**Supplied passage**
## BEGIN
Abstract-Many-core systems, processors incorporating numerous cores interconnected by a Network on Chip (NoC), provide the computing power needed by future applications. High power density caused by the steadily shrinking transistor size, which is still following Moore's law, leads to a number of problems such as overheating cores, affecting processor reliability and lifetime. Embedded real-time systems are exposed to a changing ambient temperature and thus need to adapt their configuration in order to keep the individual core temperature below critical values. In our approach a hysteresis controller is implemented on each core, triggering a redistribution of the cores' workload and the transition into an idle state allowing the core to cool down. We propose two approaches, one global and one local approach, to redistribute the tasks and relive overheating cores during runtime. We evaluate the two proposed approaches by comparing them against each other based on simulations.

#### I. INTRODUCTION

Thermal management becomes increasingly important for embedded real-time systems. The growing demand of computing power and the ongoing reduction of transistor size allows chip manufacturers to integrate multiple processor cores on one chip. The next generation of those parallel chips will accommodate numerous simple cores. This allows for more computing power but brings also new challenges due to the increasing power density on the die and the accompanying heat generation.

The shared bus as a traditional interconnection medium on the System-on-Chip (SoC) experiences scalability problems as the number of connected elements grows. Since the bus is a shared medium, contention delays start to dominate. The Network-on-Chip (NoC) was proposed to solve this problem and to allow for reliable interaction between the different elements on the SoC [1]. Each element is connected to a router, routers are connected to each other and thus a network is formed. The processor cores are located on so called tiles, together with a cache subsystem, Fig. 1(a). Most recent manycore processors [2]-[4] use a 2D-Mesh network to connect the different cores. Each router, besides the ones on the edges, has a connection in each cardinal direction plus a connection to the tile, Fig. 1(b). Since each router only needs to service those connections, it is independent of the number of tiles and thus large networks are possible.
## END
**Your instructions**
Reproduce the portion of the many-core thermal management passage starting at "#### I. INTRODUCTION" and ending at "accompanying heat generation.", word for word.

**Provided material**
## BEGIN
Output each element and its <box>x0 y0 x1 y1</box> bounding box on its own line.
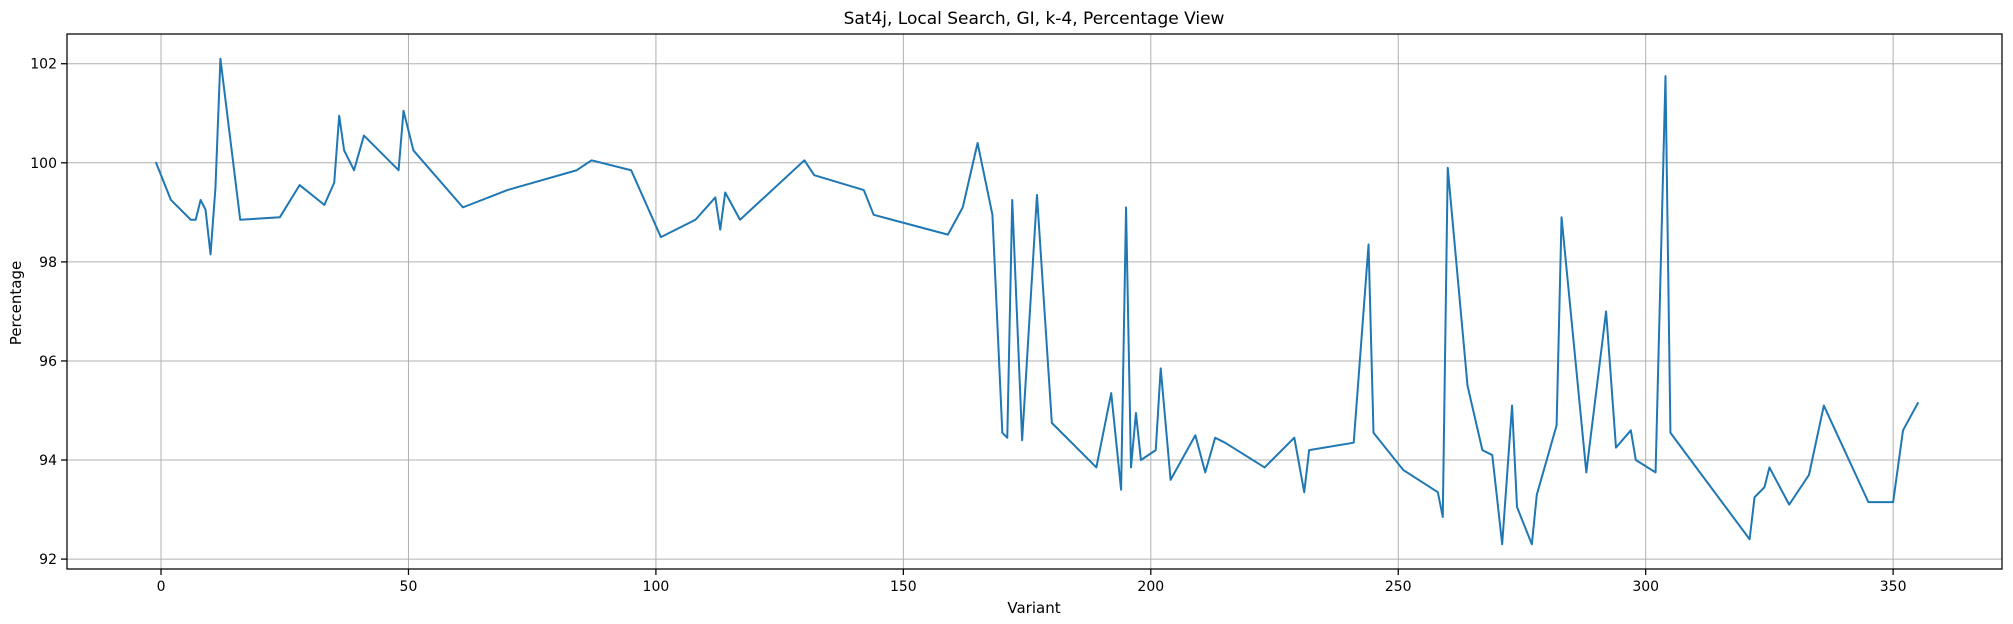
## END
**Completed task**
#### I. INTRODUCTION

Thermal management becomes increasingly important for embedded real-time systems. The growing demand of computing power and the ongoing reduction of transistor size allows chip manufacturers to integrate multiple processor cores on one chip. The next generation of those parallel chips will accommodate numerous simple cores. This allows for more computing power but brings also new challenges due to the increasing power density on the die and the accompanying heat generation.